• [Directions for this task]: Locate the line that contains "What data populates". Print it and each following line through the end of the listing, verbatim, and nothing more.

— start Material provided —

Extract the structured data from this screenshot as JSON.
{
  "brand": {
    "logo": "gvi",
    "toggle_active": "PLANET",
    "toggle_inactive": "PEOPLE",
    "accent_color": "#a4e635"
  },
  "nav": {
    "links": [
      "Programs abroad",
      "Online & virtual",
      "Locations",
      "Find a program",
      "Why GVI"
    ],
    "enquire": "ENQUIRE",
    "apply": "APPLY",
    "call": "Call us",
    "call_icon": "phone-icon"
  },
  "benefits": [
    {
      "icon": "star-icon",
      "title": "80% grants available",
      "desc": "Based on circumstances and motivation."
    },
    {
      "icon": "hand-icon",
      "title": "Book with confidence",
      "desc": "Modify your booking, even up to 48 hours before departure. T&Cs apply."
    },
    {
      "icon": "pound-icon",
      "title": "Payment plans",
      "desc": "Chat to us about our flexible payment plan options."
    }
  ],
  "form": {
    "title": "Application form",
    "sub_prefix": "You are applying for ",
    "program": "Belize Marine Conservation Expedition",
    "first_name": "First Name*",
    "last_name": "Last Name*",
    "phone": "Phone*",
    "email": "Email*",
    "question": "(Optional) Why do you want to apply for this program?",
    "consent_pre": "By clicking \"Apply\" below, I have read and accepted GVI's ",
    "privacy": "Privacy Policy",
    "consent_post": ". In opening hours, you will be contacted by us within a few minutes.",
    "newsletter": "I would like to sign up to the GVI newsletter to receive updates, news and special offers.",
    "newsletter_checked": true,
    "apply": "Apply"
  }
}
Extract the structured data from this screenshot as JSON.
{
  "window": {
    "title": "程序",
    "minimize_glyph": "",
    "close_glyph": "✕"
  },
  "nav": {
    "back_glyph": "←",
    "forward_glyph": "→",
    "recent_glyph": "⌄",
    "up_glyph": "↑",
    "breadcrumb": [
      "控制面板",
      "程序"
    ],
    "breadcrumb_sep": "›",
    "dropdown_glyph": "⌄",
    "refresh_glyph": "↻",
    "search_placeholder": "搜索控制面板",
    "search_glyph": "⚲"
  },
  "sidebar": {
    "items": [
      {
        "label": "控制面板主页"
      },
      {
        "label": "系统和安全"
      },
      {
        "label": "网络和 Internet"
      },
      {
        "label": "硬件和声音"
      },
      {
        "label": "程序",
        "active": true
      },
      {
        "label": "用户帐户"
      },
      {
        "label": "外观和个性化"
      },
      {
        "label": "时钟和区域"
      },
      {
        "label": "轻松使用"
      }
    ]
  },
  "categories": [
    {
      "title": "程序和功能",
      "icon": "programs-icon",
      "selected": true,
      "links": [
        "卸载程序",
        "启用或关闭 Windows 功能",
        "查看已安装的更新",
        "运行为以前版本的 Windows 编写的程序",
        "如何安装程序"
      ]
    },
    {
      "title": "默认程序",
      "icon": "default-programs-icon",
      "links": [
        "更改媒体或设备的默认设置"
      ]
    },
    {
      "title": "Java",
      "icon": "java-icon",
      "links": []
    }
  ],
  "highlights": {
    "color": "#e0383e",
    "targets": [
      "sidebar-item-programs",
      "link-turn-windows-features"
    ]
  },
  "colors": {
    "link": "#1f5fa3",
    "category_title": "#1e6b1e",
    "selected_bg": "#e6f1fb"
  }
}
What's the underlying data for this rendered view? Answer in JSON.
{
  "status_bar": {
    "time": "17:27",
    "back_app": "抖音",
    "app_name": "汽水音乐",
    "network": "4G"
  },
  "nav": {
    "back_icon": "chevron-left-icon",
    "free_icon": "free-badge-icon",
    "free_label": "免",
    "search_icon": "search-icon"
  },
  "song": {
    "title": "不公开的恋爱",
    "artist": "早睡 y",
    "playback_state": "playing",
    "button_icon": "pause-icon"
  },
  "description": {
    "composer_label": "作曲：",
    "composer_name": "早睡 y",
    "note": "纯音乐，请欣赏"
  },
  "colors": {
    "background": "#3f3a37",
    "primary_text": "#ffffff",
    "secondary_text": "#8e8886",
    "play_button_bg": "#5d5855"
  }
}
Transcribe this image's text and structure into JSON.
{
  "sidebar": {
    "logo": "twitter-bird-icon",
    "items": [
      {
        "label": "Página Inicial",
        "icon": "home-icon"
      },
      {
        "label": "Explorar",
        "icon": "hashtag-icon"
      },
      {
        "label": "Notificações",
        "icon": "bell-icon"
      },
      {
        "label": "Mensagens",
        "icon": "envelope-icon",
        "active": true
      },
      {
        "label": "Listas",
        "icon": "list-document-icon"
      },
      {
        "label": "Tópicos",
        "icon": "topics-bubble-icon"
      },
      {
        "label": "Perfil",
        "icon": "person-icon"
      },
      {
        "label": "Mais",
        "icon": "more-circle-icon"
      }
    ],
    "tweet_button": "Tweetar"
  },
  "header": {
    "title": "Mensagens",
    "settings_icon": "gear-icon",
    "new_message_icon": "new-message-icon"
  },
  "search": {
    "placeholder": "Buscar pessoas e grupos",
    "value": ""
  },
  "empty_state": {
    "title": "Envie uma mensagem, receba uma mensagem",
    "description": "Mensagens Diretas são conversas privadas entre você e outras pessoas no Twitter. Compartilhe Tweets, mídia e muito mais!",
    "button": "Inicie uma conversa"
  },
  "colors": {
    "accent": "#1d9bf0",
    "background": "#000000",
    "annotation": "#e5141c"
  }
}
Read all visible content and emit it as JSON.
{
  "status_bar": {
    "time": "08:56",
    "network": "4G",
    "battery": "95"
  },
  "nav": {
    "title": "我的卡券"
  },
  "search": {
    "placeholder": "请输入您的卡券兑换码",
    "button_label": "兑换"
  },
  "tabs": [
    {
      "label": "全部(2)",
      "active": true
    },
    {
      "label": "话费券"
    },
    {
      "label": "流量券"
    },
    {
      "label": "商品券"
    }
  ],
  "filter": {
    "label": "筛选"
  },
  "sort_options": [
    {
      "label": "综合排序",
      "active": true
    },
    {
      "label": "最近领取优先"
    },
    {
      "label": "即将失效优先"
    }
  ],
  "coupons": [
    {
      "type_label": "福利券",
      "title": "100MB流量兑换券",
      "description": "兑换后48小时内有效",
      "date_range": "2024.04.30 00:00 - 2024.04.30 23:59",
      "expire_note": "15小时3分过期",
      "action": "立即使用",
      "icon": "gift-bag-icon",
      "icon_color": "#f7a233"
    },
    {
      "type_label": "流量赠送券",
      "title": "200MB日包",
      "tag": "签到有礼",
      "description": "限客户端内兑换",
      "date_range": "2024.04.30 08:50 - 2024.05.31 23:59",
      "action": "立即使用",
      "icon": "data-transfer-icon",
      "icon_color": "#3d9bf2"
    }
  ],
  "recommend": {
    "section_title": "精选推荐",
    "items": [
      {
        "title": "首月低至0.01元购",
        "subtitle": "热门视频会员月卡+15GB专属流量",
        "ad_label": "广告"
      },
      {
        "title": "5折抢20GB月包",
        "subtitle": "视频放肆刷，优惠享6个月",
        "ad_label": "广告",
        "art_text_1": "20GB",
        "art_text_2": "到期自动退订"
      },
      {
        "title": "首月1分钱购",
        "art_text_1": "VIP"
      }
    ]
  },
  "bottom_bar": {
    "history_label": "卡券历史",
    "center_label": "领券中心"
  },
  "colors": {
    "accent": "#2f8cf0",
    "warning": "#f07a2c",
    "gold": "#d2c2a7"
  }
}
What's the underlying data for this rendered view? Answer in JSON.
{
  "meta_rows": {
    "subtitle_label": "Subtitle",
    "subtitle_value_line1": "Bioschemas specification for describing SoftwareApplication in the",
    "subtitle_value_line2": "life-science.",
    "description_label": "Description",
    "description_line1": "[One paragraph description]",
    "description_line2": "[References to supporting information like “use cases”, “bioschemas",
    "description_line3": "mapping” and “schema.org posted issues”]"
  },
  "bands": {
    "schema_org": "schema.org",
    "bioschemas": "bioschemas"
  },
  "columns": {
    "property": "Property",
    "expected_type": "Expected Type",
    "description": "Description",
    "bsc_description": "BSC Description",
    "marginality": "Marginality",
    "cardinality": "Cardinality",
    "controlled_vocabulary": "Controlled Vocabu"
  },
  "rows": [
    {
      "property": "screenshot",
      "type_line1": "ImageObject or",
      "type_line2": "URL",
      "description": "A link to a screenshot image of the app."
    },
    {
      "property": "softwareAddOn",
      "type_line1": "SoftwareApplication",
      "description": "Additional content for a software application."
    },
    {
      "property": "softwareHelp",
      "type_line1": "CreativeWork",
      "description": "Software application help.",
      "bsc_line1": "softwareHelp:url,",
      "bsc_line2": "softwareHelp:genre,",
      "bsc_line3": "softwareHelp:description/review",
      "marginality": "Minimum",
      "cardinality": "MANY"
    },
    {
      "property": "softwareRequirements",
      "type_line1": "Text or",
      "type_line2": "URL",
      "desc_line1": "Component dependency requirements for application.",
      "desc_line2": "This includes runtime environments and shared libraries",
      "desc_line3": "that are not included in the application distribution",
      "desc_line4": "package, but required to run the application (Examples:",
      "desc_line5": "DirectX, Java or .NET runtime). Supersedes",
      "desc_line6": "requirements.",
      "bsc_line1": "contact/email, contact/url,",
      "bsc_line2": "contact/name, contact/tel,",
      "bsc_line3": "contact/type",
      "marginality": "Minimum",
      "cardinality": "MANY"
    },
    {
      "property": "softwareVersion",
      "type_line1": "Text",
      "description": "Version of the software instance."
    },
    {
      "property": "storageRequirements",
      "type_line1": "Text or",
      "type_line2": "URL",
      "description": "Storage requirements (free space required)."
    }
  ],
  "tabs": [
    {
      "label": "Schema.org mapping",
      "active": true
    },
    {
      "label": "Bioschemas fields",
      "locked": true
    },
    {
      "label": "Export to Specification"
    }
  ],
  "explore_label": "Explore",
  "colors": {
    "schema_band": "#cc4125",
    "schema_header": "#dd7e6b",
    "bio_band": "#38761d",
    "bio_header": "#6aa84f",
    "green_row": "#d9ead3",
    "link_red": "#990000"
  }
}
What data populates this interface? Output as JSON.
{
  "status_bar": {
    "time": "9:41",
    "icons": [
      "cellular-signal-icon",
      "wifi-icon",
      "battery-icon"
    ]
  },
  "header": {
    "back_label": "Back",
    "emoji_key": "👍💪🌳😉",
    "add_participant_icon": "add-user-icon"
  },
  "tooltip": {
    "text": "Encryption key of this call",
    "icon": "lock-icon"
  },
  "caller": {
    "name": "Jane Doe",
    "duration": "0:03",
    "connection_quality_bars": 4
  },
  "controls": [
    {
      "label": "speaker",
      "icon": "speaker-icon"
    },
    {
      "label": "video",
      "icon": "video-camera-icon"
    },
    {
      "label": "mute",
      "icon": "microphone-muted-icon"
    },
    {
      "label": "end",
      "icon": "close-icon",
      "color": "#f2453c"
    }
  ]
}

— end Material provided —

• [Task solution]:
What data populates this interface? Output as JSON.
{
  "status_bar": {
    "time": "9:41",
    "icons": [
      "cellular-signal-icon",
      "wifi-icon",
      "battery-icon"
    ]
  },
  "header": {
    "back_label": "Back",
    "emoji_key": "👍💪🌳😉",
    "add_participant_icon": "add-user-icon"
  },
  "tooltip": {
    "text": "Encryption key of this call",
    "icon": "lock-icon"
  },
  "caller": {
    "name": "Jane Doe",
    "duration": "0:03",
    "connection_quality_bars": 4
  },
  "controls": [
    {
      "label": "speaker",
      "icon": "speaker-icon"
    },
    {
      "label": "video",
      "icon": "video-camera-icon"
    },
    {
      "label": "mute",
      "icon": "microphone-muted-icon"
    },
    {
      "label": "end",
      "icon": "close-icon",
      "color": "#f2453c"
    }
  ]
}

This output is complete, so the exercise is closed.